- Instructions for the task
Give the number of lines in the data that hold the string "Versicherung". Nothing else is needed.
## Start Data supplied
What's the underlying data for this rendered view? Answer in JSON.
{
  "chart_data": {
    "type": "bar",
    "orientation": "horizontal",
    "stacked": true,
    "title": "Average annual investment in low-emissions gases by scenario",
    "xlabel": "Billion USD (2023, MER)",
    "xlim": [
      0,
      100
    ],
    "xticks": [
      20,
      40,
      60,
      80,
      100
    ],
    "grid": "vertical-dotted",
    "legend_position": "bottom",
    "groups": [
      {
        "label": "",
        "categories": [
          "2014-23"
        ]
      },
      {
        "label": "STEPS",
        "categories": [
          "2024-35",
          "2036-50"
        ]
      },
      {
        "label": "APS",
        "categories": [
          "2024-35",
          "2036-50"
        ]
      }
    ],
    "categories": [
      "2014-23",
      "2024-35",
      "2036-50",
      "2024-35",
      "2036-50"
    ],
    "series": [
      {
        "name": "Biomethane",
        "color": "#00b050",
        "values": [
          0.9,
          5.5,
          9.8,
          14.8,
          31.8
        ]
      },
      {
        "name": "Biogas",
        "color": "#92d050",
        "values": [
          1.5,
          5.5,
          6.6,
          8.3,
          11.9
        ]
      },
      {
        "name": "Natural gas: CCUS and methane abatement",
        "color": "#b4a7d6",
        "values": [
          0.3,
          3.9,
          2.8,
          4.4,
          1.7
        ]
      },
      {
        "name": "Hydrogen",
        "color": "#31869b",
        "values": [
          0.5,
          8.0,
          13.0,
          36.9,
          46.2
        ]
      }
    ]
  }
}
## End Data supplied
## Start Data supplied
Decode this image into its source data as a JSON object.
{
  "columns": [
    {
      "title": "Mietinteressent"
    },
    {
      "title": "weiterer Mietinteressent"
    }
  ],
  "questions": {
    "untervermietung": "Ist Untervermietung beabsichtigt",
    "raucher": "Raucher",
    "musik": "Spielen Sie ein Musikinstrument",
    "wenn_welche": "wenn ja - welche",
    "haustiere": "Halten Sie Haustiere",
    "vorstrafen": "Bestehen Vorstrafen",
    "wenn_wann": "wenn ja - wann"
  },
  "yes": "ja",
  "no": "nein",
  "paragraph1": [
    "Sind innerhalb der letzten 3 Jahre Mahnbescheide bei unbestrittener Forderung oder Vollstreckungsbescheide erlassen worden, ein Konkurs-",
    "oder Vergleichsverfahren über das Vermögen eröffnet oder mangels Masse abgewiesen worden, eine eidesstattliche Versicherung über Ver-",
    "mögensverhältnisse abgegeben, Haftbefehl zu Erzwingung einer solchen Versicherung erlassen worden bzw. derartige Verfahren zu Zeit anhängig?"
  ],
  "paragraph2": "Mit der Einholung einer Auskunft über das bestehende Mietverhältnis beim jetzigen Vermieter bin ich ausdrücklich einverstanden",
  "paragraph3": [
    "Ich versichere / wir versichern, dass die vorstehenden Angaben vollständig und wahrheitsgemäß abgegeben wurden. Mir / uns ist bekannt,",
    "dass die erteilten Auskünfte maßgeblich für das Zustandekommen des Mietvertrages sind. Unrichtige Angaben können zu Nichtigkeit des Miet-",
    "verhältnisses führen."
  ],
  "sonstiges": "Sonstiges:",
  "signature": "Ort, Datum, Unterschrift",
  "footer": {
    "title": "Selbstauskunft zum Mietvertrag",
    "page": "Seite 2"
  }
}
## End Data supplied
## Start Data supplied
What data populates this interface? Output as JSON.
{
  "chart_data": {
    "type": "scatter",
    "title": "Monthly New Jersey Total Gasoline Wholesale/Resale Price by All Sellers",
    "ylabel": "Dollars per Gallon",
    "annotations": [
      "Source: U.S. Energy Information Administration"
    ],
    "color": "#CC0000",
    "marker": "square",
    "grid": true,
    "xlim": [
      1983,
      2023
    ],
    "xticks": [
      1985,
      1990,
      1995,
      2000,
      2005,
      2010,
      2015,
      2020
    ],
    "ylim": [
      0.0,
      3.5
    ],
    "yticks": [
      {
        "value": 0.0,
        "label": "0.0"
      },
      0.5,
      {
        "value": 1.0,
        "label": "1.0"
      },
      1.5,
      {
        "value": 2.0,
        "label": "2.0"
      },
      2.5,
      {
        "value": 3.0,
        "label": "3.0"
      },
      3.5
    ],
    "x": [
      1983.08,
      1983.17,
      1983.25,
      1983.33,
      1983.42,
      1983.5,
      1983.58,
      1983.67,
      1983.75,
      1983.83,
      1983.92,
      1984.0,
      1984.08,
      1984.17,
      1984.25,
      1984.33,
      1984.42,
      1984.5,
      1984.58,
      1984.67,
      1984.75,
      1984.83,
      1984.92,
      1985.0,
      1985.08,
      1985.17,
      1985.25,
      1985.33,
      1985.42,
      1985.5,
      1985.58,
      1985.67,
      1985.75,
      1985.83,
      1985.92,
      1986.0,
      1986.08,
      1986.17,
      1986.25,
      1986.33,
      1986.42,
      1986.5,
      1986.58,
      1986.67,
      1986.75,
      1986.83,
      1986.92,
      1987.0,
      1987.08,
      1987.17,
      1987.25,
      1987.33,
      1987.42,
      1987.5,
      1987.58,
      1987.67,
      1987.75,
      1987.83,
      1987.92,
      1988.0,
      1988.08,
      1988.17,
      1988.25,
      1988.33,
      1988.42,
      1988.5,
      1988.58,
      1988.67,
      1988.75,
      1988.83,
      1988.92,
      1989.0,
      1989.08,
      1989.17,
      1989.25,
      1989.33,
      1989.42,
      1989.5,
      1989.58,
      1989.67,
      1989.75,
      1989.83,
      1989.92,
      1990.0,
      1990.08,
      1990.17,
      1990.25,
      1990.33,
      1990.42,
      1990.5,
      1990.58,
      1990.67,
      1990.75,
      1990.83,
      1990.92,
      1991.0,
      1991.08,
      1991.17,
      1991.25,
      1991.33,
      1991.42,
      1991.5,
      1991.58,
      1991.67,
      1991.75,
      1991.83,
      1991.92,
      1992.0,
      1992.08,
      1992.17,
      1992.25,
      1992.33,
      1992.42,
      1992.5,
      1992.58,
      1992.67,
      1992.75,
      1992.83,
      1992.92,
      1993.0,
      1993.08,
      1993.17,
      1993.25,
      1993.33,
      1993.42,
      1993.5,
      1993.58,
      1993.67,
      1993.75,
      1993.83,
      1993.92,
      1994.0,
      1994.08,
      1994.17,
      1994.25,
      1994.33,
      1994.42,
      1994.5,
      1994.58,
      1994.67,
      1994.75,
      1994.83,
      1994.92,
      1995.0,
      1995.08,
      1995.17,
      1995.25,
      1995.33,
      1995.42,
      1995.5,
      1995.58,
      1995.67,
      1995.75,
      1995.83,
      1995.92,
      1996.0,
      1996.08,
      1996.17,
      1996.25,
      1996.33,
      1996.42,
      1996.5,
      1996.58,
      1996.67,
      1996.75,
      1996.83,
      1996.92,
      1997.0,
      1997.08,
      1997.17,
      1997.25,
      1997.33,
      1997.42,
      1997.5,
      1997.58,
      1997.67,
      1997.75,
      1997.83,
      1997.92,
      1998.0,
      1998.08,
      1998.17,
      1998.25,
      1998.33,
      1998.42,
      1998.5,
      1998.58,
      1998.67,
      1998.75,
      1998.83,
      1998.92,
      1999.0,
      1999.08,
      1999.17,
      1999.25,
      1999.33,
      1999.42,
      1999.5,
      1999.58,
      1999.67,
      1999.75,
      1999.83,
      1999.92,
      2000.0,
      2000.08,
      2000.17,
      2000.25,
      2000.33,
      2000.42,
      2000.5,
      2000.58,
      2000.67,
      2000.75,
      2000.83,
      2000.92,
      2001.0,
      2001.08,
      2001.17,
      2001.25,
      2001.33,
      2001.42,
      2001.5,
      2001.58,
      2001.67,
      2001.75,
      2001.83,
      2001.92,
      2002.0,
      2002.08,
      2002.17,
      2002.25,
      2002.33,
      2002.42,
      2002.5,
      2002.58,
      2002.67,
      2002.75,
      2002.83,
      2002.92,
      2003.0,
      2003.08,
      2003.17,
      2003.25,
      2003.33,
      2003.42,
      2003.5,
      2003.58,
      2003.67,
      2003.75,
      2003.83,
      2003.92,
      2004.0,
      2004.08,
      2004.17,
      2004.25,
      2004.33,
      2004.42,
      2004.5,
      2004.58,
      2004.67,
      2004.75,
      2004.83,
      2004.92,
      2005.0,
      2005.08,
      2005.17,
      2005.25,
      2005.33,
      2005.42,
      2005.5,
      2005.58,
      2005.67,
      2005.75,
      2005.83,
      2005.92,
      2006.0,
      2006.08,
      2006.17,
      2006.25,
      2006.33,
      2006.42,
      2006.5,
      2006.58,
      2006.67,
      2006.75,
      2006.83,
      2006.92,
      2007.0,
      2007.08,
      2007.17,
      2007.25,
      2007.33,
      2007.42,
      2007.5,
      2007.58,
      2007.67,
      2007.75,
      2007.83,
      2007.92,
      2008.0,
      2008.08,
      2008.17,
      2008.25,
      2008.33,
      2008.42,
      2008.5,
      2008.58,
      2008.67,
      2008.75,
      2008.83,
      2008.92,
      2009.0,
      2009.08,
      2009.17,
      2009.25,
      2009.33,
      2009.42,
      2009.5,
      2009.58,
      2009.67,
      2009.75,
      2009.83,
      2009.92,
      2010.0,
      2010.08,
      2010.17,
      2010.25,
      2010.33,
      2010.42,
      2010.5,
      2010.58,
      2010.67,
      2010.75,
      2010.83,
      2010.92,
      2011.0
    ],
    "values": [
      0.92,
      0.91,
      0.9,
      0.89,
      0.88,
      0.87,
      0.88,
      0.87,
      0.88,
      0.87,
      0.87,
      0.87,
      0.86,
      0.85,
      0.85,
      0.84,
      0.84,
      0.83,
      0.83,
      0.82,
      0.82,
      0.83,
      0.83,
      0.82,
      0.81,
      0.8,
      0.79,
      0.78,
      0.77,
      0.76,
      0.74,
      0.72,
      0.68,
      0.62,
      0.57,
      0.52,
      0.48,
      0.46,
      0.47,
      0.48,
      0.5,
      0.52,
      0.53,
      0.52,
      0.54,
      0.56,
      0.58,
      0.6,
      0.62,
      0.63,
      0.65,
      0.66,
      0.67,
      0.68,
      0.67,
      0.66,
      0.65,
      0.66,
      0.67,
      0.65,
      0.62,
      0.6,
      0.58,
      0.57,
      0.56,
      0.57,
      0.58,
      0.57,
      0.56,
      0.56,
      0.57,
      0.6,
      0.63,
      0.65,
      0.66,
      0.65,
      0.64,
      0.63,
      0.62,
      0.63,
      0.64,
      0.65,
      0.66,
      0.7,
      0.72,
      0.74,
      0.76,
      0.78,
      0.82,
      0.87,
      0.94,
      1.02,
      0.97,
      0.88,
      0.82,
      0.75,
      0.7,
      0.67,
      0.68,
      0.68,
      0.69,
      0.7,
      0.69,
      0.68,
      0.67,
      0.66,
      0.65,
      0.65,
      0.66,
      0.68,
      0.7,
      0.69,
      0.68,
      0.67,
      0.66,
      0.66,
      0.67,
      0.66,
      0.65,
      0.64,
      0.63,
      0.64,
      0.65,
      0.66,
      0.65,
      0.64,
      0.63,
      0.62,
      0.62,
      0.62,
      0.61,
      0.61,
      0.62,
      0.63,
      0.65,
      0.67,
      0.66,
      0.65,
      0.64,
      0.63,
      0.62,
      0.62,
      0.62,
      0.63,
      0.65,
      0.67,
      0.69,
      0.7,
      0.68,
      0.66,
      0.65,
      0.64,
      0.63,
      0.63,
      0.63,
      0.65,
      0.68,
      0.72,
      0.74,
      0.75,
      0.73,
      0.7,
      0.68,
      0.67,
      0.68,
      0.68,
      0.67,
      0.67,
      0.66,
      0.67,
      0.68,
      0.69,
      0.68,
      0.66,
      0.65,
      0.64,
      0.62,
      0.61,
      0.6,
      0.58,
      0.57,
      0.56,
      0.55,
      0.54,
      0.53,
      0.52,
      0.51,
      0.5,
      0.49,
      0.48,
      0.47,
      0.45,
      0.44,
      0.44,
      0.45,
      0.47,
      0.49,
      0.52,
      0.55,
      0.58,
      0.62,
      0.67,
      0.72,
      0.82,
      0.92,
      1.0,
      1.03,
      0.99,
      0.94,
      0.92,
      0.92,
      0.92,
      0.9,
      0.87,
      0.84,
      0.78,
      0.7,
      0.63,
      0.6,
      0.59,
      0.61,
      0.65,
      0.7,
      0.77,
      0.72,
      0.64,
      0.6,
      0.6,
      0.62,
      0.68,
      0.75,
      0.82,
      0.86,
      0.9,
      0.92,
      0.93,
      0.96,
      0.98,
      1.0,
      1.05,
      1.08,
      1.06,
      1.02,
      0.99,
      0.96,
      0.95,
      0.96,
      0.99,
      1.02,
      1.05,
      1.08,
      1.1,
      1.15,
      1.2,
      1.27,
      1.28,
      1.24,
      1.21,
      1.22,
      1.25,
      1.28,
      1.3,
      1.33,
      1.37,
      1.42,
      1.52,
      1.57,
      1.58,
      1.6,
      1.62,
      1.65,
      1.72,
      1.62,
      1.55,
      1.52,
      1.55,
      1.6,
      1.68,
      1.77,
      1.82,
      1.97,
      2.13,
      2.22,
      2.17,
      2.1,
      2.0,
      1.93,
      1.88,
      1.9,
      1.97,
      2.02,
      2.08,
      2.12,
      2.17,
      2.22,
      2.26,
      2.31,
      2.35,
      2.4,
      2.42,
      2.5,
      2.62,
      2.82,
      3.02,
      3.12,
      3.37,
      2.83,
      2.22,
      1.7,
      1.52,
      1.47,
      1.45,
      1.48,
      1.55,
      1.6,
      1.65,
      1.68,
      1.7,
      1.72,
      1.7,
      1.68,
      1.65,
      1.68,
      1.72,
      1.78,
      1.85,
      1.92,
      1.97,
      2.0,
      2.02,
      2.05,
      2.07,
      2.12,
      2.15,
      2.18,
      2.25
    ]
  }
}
## End Data supplied
- Response to the task
2